[Dataset rows about figures]
───
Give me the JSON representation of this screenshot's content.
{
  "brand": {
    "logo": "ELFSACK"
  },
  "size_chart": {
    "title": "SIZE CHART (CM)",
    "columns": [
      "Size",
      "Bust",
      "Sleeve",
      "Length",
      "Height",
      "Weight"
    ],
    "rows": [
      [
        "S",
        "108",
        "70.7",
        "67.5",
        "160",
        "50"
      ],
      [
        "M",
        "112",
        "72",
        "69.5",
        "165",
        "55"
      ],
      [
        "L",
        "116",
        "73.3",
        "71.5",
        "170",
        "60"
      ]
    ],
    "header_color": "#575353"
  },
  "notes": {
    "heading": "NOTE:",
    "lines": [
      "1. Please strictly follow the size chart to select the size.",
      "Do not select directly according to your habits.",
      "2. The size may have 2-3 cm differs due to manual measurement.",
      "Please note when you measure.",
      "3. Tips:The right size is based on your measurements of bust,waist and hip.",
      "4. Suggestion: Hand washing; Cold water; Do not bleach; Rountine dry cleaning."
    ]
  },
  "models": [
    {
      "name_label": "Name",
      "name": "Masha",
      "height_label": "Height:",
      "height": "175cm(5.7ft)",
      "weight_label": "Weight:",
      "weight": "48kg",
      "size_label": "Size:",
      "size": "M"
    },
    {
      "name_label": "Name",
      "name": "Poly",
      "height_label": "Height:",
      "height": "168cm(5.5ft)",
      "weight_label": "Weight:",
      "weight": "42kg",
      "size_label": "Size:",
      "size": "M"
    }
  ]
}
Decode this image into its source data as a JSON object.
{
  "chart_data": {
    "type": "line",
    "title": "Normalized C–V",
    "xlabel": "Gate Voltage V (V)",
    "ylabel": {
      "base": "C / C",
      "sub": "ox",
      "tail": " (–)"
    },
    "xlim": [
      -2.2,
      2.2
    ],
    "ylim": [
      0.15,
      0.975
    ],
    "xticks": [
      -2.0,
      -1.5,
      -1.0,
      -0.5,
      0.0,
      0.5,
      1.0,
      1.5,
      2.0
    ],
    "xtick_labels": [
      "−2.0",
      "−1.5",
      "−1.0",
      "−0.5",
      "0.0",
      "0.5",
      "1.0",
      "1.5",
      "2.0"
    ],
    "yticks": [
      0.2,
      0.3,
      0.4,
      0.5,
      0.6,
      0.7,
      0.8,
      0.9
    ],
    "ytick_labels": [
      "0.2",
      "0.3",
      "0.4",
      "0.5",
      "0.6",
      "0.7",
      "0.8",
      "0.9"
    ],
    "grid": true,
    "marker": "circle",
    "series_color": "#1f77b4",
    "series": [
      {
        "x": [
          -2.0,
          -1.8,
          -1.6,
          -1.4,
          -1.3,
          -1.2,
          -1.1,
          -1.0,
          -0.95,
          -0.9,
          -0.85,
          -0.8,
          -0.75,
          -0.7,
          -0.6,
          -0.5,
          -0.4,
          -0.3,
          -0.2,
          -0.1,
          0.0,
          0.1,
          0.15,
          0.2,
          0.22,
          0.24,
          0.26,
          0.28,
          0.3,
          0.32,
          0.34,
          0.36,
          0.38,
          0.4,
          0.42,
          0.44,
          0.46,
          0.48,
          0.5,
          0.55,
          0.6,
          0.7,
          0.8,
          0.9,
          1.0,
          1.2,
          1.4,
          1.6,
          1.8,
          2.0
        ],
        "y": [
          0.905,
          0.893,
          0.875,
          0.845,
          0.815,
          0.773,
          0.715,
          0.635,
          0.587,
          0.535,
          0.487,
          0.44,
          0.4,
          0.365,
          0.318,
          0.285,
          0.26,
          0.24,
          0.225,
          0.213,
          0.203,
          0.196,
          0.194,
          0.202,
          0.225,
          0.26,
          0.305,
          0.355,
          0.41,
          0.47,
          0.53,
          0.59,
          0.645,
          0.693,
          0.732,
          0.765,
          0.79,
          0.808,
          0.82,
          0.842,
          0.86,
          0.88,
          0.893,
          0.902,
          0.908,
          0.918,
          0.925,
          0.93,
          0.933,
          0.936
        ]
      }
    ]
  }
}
───
== What the task requires ==
Work through the data and report how many of its lines hold the word "your", giving only the figure.

== Answer for this exercise ==
2